DPCT1118#
Message#
SYCL group functions and algorithms must be encountered in converged control flow.
Detailed Help#
SYCL* group functions and algorithms must be encountered in converged control
flow for all work-items in a work-group. If a work-item completes the kernel and
exits early without reaching a collective work-group operation like barrier
,
all the other work-items in the work-group reaching the collective operation will
wait for the exited work-item.
Refer to How do I fix the issue of SYCL* code hanging due to work group level synchronization, such as a group barrier used in a conditional statement? for additional information.
Suggestions to Fix#
For example, this original CUDA* code:
1__global__ void kernel(float *data) {
2 int tid = threadIdx.x;
3 if (tid < 32) {
4 if (data[tid] < data[tid + 32]) {
5 data[tid] = data[tid + 32];
6 }
7 __syncthreads();
8 ...

→ DATASET CONTENT:

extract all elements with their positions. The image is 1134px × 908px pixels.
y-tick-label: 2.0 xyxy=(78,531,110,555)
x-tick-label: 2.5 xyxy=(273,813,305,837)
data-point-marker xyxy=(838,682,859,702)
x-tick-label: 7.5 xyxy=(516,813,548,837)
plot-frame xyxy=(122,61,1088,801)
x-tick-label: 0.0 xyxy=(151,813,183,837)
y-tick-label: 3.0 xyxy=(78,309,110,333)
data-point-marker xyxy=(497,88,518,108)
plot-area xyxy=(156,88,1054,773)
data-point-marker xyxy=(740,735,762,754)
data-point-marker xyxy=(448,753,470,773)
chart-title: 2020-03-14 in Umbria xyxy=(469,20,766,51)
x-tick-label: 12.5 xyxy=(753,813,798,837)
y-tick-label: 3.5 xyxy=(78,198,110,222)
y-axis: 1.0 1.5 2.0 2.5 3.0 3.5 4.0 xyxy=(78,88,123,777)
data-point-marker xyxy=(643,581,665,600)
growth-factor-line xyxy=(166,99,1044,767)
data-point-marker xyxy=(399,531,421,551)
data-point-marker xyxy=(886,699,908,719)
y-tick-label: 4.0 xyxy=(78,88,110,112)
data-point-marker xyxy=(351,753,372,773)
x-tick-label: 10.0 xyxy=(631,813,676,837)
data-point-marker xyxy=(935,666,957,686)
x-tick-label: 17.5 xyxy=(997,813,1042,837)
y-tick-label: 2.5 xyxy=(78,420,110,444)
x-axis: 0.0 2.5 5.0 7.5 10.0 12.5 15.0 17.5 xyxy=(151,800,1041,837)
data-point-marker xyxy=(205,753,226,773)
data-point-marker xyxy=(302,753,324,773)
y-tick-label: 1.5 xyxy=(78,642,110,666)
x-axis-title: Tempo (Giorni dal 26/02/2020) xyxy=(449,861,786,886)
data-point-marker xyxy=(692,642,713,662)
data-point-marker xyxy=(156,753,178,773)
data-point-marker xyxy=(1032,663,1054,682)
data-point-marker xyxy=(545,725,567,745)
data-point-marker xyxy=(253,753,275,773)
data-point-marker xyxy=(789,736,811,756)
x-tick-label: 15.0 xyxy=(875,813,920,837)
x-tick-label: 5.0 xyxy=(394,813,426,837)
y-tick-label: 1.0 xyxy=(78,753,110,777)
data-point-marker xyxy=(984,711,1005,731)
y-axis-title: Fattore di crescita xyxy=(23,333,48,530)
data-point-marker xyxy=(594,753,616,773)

→ TASK REQUIREMENTS:
a) List every heading in the DPCT1118 diagnostic page, in the order they appear.
b) Continue the DPCT1118 diagnostic page from the point where its text ends.

→ ANSWERS:
a)
DPCT1118
Message
Detailed Help
Suggestions to Fix

b)
9 }
10}
results in the following migrated SYCL code:
1void kernel(float *data, const sycl::nd_item<3> &item_ct1) {
2 int tid = item_ct1.get_local_id(2);
3 if (tid < 32) {
4 if (data[tid] < data[tid + 32]) {
5 data[tid] = data[tid + 32];
6 }
7 /*
8 DPCT1118:0: SYCL group functions and algorithms must be encountered in converged control flow. You should check this condition holds.
9 */
10 /*
11 DPCT1065:1: Consider replacing sycl::nd_item::barrier() with sycl::nd_item::barrier(sycl::access::fence_space::local_space) for better performance if there is no access to global memory.
12 */
13 item_ct1.barrier();
14 }
15}
which is rewritten to:
1void kernel(float *data, const sycl::nd_item<3> &item_ct1) {
2 int tid = item_ct1.get_local_id(2);
3
4 if (tid < 32) {
5 if (data[tid] < data[tid + 32]) {
6 data[tid] = data[tid + 32];
7 }
8 }
9 item_ct1.barrier();
10 ...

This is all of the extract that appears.